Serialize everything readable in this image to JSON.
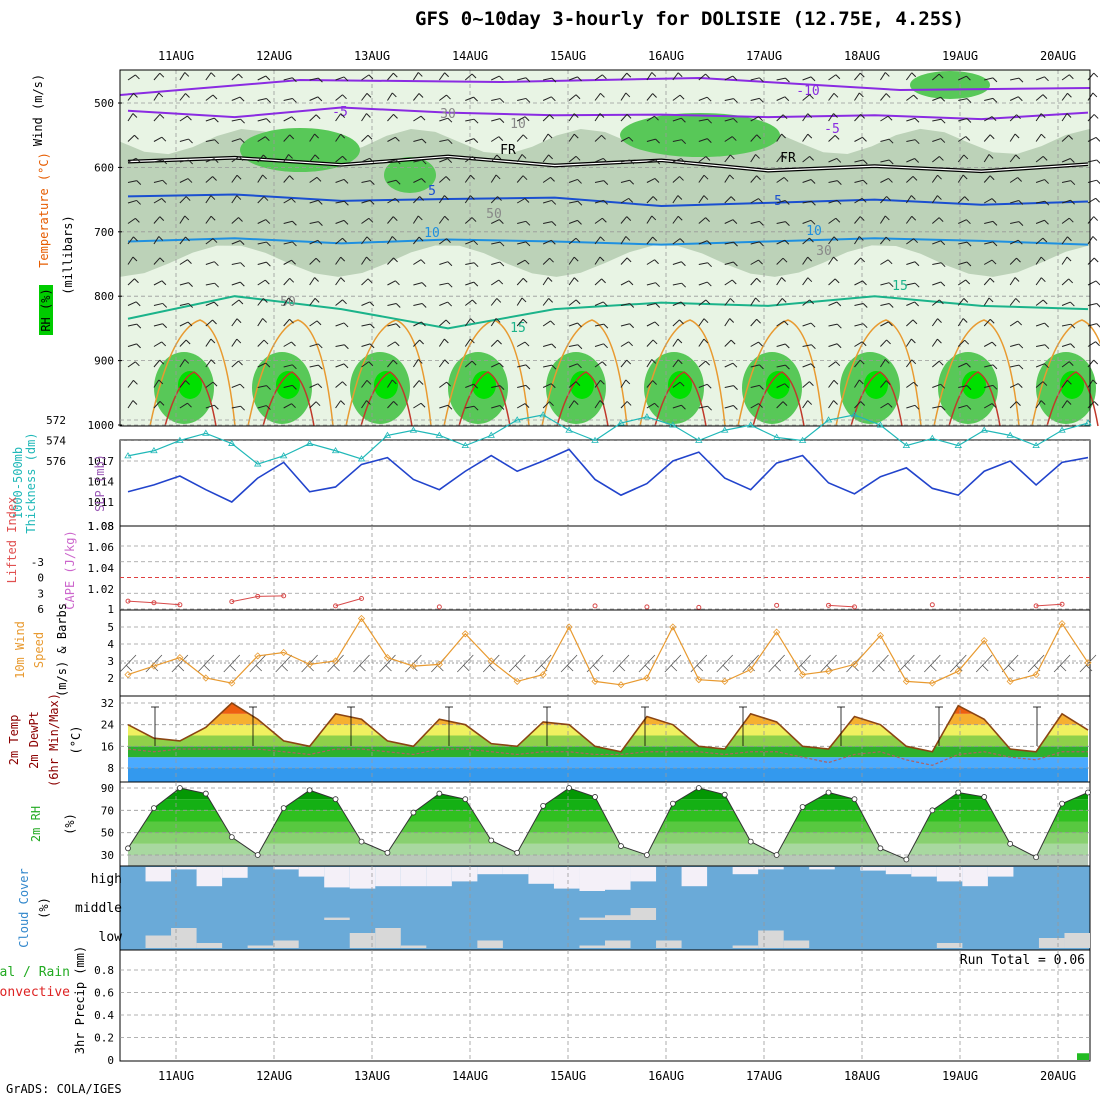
{
  "title": "GFS 0~10day 3-hourly for DOLISIE (12.75E, 4.25S)",
  "credit": "GrADS: COLA/IGES",
  "colors": {
    "frame": "#000000",
    "grid": "#999999",
    "rh_light": "#e8f4e4",
    "rh_mid": "#b4cbb0",
    "rh_high": "#58c858",
    "rh_peak": "#00e000",
    "slp": "#2244cc",
    "thickness": "#20b8b8",
    "lifted": "#d84a4a",
    "wind": "#e89a30",
    "temp_line": "#8b4513",
    "dewpt_line": "#b06060",
    "rh_fill": "#22aa22",
    "cloud_bg": "#6aaad8",
    "cloud_fill": "#f4f0f8",
    "precip": "#22bb22"
  },
  "chart_data": [
    {
      "panel": "upper-air",
      "type": "contour",
      "x_ticks": [
        "11AUG",
        "12AUG",
        "13AUG",
        "14AUG",
        "15AUG",
        "16AUG",
        "17AUG",
        "18AUG",
        "19AUG",
        "20AUG"
      ],
      "y_ticks": [
        "500",
        "600",
        "700",
        "800",
        "900",
        "1000"
      ],
      "ylabel": "(millibars)",
      "legend_labels": [
        "RH (%)",
        "Temperature (°C)",
        "Wind (m/s)"
      ],
      "contour_labels": [
        "-10",
        "-5",
        "-5",
        "FR",
        "FR",
        "5",
        "5",
        "10",
        "10",
        "15",
        "15",
        "30",
        "30",
        "50",
        "50",
        "10"
      ],
      "freezing_level_mb": [
        591,
        585,
        596,
        583,
        597,
        589,
        605,
        598,
        606,
        595
      ],
      "isotherm_minus5_mb": [
        512,
        522,
        507,
        515,
        519,
        518,
        522,
        519,
        525,
        515
      ],
      "isotherm_5_mb": [
        645,
        642,
        652,
        649,
        647,
        660,
        655,
        650,
        658,
        653
      ],
      "isotherm_10_mb": [
        715,
        710,
        718,
        712,
        715,
        720,
        715,
        710,
        714,
        720
      ],
      "isotherm_15_mb": [
        835,
        800,
        820,
        850,
        820,
        810,
        815,
        800,
        815,
        820
      ]
    },
    {
      "panel": "thickness-slp",
      "type": "line",
      "x": [
        "11AUG 00",
        "11AUG 06",
        "11AUG 12",
        "11AUG 18",
        "12AUG 00",
        "12AUG 06",
        "12AUG 12",
        "12AUG 18",
        "13AUG 00",
        "13AUG 06",
        "13AUG 12",
        "13AUG 18",
        "14AUG 00",
        "14AUG 06",
        "14AUG 12",
        "14AUG 18",
        "15AUG 00",
        "15AUG 06",
        "15AUG 12",
        "15AUG 18",
        "16AUG 00",
        "16AUG 06",
        "16AUG 12",
        "16AUG 18",
        "17AUG 00",
        "17AUG 06",
        "17AUG 12",
        "17AUG 18",
        "18AUG 00",
        "18AUG 06",
        "18AUG 12",
        "18AUG 18",
        "19AUG 00",
        "19AUG 06",
        "19AUG 12",
        "19AUG 18",
        "20AUG 00",
        "20AUG 06"
      ],
      "left_ylabel": "1000-500mb Thickness (dm)",
      "right_ylabel": "SLP (mb)",
      "left_ticks": [
        "576",
        "574",
        "572"
      ],
      "right_ticks": [
        "1017",
        "1014",
        "1011"
      ],
      "series": [
        {
          "name": "SLP (mb)",
          "values": [
            1012.5,
            1013.5,
            1014.8,
            1012.8,
            1011.0,
            1014.5,
            1016.8,
            1012.5,
            1013.2,
            1016.5,
            1017.5,
            1014.3,
            1012.8,
            1015.5,
            1017.8,
            1015.5,
            1017.0,
            1018.7,
            1014.3,
            1012.0,
            1013.7,
            1017.0,
            1018.3,
            1014.5,
            1012.8,
            1016.7,
            1017.8,
            1013.8,
            1012.2,
            1014.7,
            1016.0,
            1013.0,
            1012.0,
            1015.5,
            1017.0,
            1013.5,
            1016.8,
            1017.5
          ]
        },
        {
          "name": "1000-500mb Thickness (dm)",
          "values": [
            575.5,
            575.0,
            574.0,
            573.3,
            574.3,
            576.3,
            575.5,
            574.3,
            575.0,
            575.8,
            573.5,
            573.0,
            573.5,
            574.5,
            573.5,
            572.0,
            571.5,
            573.0,
            574.0,
            572.3,
            571.7,
            572.5,
            574.0,
            573.0,
            572.5,
            573.7,
            574.0,
            572.0,
            571.5,
            572.5,
            574.5,
            573.8,
            574.5,
            573.0,
            573.5,
            574.5,
            573.0,
            572.3
          ]
        }
      ]
    },
    {
      "panel": "instability",
      "type": "line",
      "left_ylabel": "Lifted Index",
      "right_ylabel": "CAPE (J/kg)",
      "left_ticks": [
        "-6",
        "-3",
        "0",
        "3",
        "6"
      ],
      "right_ticks": [
        "1.08",
        "1.06",
        "1.04",
        "1.02",
        "1"
      ],
      "series": [
        {
          "name": "Lifted Index",
          "values": [
            4.5,
            4.8,
            5.2,
            null,
            4.6,
            3.6,
            3.5,
            null,
            5.4,
            4.0,
            null,
            null,
            5.6,
            null,
            null,
            null,
            null,
            null,
            5.4,
            null,
            5.6,
            null,
            5.7,
            null,
            null,
            5.3,
            null,
            5.3,
            5.6,
            null,
            null,
            5.2,
            null,
            null,
            null,
            5.4,
            5.1,
            null
          ]
        }
      ]
    },
    {
      "panel": "10m-wind",
      "type": "line",
      "ylabel": "10m Wind Speed (m/s) & Barbs",
      "y_ticks": [
        "2",
        "3",
        "4",
        "5"
      ],
      "ylim": [
        1.3,
        6
      ],
      "series": [
        {
          "name": "10m Wind Speed",
          "values": [
            2.2,
            2.7,
            3.2,
            2.0,
            1.7,
            3.3,
            3.5,
            2.8,
            3.0,
            5.5,
            3.2,
            2.7,
            2.8,
            4.6,
            3.0,
            1.8,
            2.2,
            5.0,
            1.8,
            1.6,
            2.0,
            5.0,
            1.9,
            1.8,
            2.5,
            4.7,
            2.2,
            2.4,
            2.8,
            4.5,
            1.8,
            1.7,
            2.4,
            4.2,
            1.8,
            2.2,
            5.2,
            2.9
          ]
        }
      ]
    },
    {
      "panel": "2m-temp",
      "type": "area",
      "ylabel": "2m Temp 2m DewPt (6hr Min/Max) (°C)",
      "y_ticks": [
        "8",
        "16",
        "24",
        "32"
      ],
      "ylim": [
        3,
        35
      ],
      "series": [
        {
          "name": "2m Temp",
          "values": [
            24,
            19,
            18,
            23,
            32,
            26,
            18,
            16,
            28,
            26,
            18,
            16,
            26,
            24,
            17,
            16,
            25,
            24,
            16,
            14,
            27,
            24,
            16,
            15,
            28,
            25,
            16,
            15,
            27,
            24,
            16,
            14,
            31,
            26,
            15,
            14,
            28,
            22
          ]
        },
        {
          "name": "2m DewPt",
          "values": [
            15,
            14,
            15,
            15,
            15,
            15,
            14,
            13,
            15,
            15,
            14,
            13,
            15,
            15,
            14,
            13,
            14,
            14,
            13,
            13,
            14,
            14,
            14,
            13,
            14,
            14,
            12,
            10,
            13,
            14,
            11,
            9,
            13,
            14,
            12,
            11,
            14,
            14
          ]
        }
      ]
    },
    {
      "panel": "2m-rh",
      "type": "area",
      "ylabel": "2m RH (%)",
      "y_ticks": [
        "30",
        "50",
        "70",
        "90"
      ],
      "ylim": [
        22,
        95
      ],
      "series": [
        {
          "name": "2m RH",
          "values": [
            36,
            72,
            90,
            85,
            46,
            30,
            72,
            88,
            80,
            42,
            32,
            68,
            85,
            80,
            43,
            32,
            74,
            90,
            82,
            38,
            30,
            76,
            90,
            84,
            42,
            30,
            73,
            86,
            80,
            36,
            26,
            70,
            86,
            82,
            40,
            28,
            76,
            86
          ]
        }
      ]
    },
    {
      "panel": "cloud-cover",
      "type": "bar",
      "ylabel": "Cloud Cover (%)",
      "y_ticks": [
        "high",
        "middle",
        "low"
      ],
      "series": [
        {
          "name": "high",
          "values": [
            5,
            60,
            10,
            80,
            45,
            5,
            10,
            40,
            85,
            90,
            80,
            80,
            80,
            60,
            30,
            30,
            70,
            90,
            100,
            95,
            60,
            5,
            80,
            5,
            30,
            10,
            5,
            10,
            5,
            15,
            30,
            40,
            60,
            80,
            40,
            5,
            5,
            5
          ]
        },
        {
          "name": "middle",
          "values": [
            5,
            5,
            5,
            5,
            5,
            5,
            5,
            5,
            10,
            5,
            5,
            5,
            5,
            5,
            5,
            5,
            5,
            5,
            10,
            20,
            50,
            5,
            5,
            5,
            5,
            5,
            5,
            5,
            5,
            5,
            5,
            5,
            5,
            5,
            5,
            5,
            5,
            5
          ]
        },
        {
          "name": "low",
          "values": [
            5,
            50,
            80,
            20,
            5,
            10,
            30,
            5,
            5,
            60,
            80,
            10,
            5,
            5,
            30,
            5,
            5,
            5,
            10,
            30,
            5,
            30,
            5,
            5,
            10,
            70,
            30,
            5,
            5,
            5,
            5,
            5,
            20,
            5,
            5,
            5,
            40,
            60
          ]
        }
      ]
    },
    {
      "panel": "precip",
      "type": "bar",
      "ylabel": "3hr Precip (mm)",
      "left_label_lines": [
        "Total / Rain",
        "Convective"
      ],
      "y_ticks": [
        "0",
        "0.2",
        "0.4",
        "0.6",
        "0.8"
      ],
      "ylim": [
        0,
        0.95
      ],
      "annotation": "Run Total = 0.06",
      "series": [
        {
          "name": "Total / Rain",
          "values": [
            0,
            0,
            0,
            0,
            0,
            0,
            0,
            0,
            0,
            0,
            0,
            0,
            0,
            0,
            0,
            0,
            0,
            0,
            0,
            0,
            0,
            0,
            0,
            0,
            0,
            0,
            0,
            0,
            0,
            0,
            0,
            0,
            0,
            0,
            0,
            0,
            0,
            0.06
          ]
        }
      ]
    }
  ]
}
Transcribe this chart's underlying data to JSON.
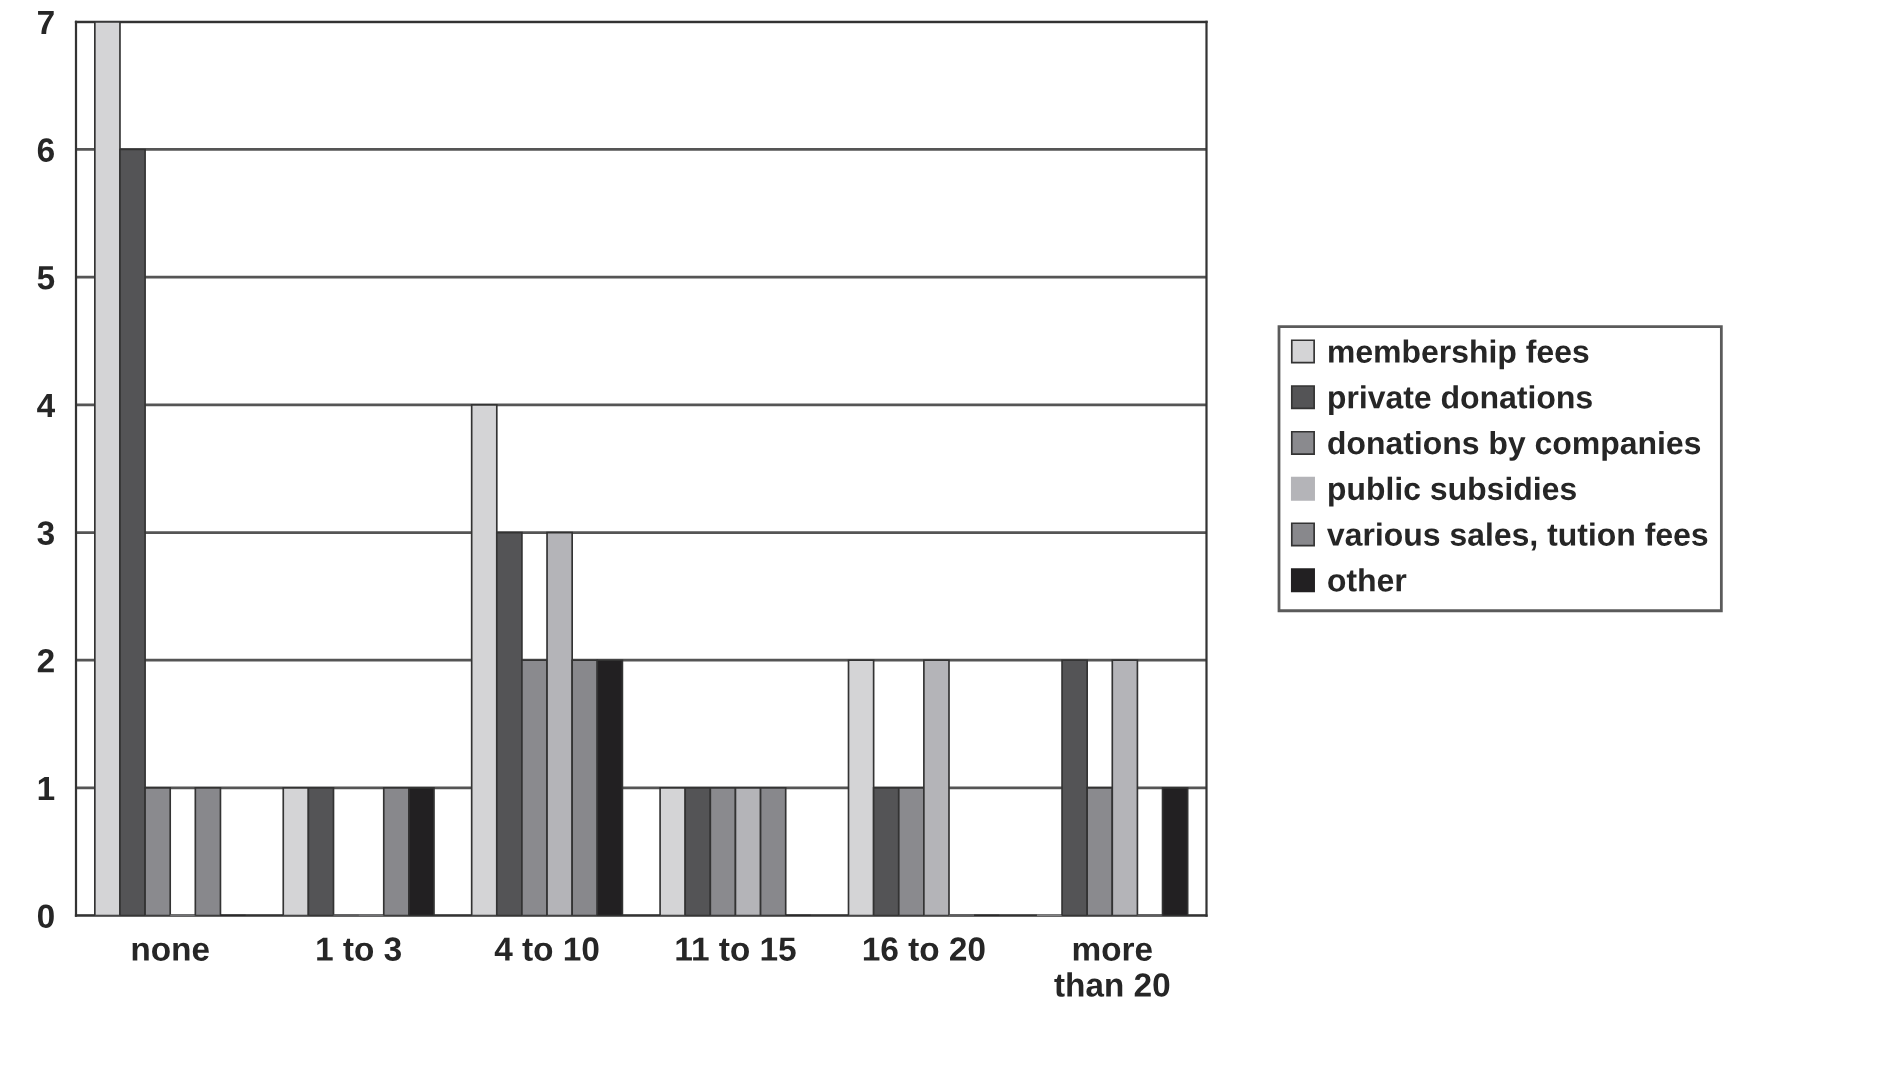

______________________________

In the records above, find each line that holds the word "Speed"; copy all such lines.

      "ylabel": "10m Wind Speed (m/s) & Barbs",
          "name": "10m Wind Speed",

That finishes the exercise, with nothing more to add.